━━━━━ Records provided
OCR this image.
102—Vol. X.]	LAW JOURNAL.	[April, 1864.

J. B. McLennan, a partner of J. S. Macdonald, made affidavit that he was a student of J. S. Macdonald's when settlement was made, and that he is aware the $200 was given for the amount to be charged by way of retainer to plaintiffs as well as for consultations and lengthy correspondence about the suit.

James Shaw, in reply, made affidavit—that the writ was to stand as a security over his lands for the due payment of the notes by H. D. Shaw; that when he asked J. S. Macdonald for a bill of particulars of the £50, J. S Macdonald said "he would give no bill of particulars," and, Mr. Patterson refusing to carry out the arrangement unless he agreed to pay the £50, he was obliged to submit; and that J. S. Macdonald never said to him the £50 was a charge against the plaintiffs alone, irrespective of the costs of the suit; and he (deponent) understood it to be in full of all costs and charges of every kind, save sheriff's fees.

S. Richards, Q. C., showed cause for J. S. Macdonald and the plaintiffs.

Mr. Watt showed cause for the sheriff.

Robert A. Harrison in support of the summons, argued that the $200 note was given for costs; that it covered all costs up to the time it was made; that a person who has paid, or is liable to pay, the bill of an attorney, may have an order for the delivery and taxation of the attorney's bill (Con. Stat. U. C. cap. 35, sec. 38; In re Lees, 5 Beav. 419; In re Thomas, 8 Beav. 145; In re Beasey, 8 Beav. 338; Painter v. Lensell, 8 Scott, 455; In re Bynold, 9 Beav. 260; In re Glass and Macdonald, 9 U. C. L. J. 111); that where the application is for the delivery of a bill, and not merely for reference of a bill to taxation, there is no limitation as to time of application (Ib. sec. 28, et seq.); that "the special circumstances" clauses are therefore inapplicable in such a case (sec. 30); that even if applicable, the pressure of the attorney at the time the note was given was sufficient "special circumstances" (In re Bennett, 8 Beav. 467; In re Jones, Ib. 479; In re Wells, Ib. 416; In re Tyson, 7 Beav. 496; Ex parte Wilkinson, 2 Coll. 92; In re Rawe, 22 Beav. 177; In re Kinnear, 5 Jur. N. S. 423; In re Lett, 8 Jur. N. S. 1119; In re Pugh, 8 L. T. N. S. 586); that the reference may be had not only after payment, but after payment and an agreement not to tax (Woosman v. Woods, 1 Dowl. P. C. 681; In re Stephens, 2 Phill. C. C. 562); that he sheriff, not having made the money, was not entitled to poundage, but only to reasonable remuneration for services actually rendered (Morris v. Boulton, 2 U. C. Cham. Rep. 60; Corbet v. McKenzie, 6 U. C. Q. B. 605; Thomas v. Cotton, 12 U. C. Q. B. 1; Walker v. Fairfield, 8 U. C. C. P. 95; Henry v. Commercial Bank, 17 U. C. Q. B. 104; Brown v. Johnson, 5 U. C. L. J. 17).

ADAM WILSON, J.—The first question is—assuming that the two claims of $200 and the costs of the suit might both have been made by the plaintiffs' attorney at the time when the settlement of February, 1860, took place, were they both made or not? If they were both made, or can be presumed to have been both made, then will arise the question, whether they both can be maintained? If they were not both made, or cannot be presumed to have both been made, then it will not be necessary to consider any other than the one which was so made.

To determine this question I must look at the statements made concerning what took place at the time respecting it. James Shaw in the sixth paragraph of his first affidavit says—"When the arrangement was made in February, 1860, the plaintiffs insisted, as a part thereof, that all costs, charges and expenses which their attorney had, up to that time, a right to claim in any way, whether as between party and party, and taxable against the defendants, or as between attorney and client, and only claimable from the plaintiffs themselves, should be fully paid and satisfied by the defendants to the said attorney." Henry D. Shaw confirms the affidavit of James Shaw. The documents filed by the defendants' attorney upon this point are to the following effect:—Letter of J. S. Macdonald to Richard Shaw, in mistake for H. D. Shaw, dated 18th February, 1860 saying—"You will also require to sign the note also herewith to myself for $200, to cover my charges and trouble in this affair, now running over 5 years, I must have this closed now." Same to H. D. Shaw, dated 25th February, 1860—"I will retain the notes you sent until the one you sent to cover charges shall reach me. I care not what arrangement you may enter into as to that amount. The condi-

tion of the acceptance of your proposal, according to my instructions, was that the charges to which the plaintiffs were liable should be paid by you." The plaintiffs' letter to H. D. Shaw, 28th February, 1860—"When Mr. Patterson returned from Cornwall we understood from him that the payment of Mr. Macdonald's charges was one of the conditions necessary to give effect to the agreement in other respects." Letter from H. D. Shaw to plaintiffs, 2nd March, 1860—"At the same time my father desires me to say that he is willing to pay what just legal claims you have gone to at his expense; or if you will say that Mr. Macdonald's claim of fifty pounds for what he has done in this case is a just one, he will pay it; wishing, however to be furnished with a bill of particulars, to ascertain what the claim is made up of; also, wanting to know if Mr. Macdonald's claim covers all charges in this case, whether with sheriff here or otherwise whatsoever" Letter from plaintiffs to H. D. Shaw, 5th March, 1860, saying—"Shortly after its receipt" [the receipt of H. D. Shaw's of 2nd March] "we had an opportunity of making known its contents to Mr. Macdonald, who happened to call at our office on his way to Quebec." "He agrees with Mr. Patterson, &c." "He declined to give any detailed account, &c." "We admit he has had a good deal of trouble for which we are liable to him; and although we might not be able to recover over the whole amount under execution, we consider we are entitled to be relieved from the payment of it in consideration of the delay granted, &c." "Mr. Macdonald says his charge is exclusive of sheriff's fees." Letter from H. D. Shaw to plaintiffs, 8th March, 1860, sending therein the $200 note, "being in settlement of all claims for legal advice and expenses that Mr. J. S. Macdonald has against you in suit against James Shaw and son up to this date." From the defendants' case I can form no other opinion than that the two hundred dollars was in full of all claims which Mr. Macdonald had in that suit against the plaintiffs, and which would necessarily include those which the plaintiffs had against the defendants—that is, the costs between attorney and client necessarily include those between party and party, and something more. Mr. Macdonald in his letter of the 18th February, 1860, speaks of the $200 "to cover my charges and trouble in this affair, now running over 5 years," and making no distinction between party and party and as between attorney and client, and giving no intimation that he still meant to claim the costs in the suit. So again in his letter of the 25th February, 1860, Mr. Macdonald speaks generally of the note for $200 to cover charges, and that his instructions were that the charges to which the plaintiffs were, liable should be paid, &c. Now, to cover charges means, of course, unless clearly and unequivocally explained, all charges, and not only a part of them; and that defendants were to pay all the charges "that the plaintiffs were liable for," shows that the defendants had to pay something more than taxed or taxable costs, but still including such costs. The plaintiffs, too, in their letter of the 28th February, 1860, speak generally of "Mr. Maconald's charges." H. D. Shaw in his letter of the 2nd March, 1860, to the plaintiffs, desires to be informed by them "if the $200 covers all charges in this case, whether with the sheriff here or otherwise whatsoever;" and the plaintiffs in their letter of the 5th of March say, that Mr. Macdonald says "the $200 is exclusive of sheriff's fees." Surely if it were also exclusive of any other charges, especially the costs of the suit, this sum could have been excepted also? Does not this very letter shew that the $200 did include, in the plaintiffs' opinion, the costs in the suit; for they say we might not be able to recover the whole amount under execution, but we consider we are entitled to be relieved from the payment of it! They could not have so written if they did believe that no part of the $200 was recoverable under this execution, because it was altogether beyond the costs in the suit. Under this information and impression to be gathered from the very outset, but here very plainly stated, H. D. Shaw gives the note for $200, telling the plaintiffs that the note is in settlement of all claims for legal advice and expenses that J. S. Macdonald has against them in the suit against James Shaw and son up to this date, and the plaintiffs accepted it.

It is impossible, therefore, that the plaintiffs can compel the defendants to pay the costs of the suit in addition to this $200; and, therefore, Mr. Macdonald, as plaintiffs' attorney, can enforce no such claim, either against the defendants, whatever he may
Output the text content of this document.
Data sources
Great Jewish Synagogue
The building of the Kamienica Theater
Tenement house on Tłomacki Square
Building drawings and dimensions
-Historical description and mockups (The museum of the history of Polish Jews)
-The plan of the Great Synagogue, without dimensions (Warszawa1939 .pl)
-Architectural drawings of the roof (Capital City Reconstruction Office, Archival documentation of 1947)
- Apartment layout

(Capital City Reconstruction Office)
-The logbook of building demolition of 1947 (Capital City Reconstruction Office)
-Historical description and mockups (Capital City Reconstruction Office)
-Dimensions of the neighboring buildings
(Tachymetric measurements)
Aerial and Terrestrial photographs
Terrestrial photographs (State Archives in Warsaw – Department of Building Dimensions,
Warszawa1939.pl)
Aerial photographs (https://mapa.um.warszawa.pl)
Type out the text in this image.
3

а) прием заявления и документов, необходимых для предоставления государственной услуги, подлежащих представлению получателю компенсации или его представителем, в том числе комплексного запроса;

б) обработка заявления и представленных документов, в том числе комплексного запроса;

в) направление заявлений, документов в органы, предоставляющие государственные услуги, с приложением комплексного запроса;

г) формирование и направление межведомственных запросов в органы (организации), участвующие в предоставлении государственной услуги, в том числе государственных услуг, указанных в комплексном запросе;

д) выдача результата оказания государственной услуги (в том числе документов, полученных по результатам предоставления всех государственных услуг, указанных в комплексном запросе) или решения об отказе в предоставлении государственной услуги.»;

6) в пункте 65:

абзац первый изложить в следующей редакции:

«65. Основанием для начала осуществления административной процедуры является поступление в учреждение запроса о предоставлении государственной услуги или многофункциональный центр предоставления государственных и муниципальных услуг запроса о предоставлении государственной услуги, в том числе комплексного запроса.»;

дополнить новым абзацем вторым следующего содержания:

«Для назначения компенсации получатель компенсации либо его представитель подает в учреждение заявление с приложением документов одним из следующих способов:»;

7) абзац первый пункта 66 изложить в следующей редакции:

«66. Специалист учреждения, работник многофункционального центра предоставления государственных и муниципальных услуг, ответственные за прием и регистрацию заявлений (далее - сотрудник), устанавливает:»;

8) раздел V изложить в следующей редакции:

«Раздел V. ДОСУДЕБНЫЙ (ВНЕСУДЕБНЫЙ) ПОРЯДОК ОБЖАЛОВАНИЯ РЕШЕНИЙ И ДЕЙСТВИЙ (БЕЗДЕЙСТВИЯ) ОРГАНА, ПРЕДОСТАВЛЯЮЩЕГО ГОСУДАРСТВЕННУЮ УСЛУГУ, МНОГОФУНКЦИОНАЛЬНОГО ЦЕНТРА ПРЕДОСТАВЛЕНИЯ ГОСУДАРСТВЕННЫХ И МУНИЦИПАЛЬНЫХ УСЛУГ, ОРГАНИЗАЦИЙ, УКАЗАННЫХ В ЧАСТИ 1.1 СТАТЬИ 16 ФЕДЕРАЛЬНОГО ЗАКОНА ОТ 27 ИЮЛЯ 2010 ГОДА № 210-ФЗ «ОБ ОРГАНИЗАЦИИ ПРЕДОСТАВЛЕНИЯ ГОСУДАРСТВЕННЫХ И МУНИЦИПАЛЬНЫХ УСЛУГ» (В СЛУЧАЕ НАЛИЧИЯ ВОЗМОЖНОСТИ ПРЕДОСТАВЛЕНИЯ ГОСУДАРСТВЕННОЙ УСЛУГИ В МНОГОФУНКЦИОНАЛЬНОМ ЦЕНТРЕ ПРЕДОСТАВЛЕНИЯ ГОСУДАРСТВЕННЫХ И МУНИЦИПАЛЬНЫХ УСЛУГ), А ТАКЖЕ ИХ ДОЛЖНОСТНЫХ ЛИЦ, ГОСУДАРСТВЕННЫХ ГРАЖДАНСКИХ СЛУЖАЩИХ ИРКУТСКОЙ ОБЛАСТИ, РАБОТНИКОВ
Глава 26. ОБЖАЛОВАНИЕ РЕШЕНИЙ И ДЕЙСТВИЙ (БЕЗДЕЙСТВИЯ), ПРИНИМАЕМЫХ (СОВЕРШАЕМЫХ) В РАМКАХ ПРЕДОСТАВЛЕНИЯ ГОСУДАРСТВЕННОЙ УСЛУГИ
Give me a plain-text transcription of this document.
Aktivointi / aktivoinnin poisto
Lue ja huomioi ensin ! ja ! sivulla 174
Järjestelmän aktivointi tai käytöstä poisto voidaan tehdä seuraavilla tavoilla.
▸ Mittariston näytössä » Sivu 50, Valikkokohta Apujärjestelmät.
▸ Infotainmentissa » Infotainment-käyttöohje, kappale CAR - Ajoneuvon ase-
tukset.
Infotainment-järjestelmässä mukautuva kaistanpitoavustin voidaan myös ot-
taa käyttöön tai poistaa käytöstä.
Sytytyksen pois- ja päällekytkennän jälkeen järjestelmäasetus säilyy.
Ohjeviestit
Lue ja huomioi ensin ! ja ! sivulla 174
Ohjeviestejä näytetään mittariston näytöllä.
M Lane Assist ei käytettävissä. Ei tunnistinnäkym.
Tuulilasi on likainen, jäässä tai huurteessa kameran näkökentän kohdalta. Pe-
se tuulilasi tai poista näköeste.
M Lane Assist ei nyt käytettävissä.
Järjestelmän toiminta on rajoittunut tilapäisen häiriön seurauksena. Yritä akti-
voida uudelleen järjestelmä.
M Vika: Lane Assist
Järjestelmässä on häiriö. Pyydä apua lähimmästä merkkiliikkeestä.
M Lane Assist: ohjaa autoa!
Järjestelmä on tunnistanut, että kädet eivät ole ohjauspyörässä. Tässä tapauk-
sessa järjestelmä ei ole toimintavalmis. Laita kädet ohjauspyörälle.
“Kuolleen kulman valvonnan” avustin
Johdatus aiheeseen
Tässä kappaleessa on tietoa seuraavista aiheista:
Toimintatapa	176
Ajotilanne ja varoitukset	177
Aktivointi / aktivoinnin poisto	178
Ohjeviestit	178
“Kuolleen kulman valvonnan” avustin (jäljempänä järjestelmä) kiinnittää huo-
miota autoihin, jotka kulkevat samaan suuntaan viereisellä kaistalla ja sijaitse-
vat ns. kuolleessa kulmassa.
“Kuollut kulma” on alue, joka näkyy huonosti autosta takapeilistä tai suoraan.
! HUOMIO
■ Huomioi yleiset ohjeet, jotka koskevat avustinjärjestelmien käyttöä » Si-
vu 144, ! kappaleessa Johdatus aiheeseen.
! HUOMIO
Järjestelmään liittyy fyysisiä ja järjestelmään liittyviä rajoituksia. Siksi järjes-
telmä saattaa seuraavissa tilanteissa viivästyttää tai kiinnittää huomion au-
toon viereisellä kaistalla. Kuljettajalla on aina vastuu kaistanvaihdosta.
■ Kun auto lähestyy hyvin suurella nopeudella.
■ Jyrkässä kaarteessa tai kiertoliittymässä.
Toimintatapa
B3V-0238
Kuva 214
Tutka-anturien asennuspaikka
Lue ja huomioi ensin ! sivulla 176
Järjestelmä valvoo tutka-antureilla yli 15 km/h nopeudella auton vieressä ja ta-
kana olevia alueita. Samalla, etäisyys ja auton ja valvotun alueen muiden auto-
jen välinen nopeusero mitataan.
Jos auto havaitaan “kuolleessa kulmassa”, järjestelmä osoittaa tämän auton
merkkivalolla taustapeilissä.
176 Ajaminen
━━━━━━━━━━
Stated exercise: Count every line in the listing above that holds "Lane", then report only the count.

Output of the task: 4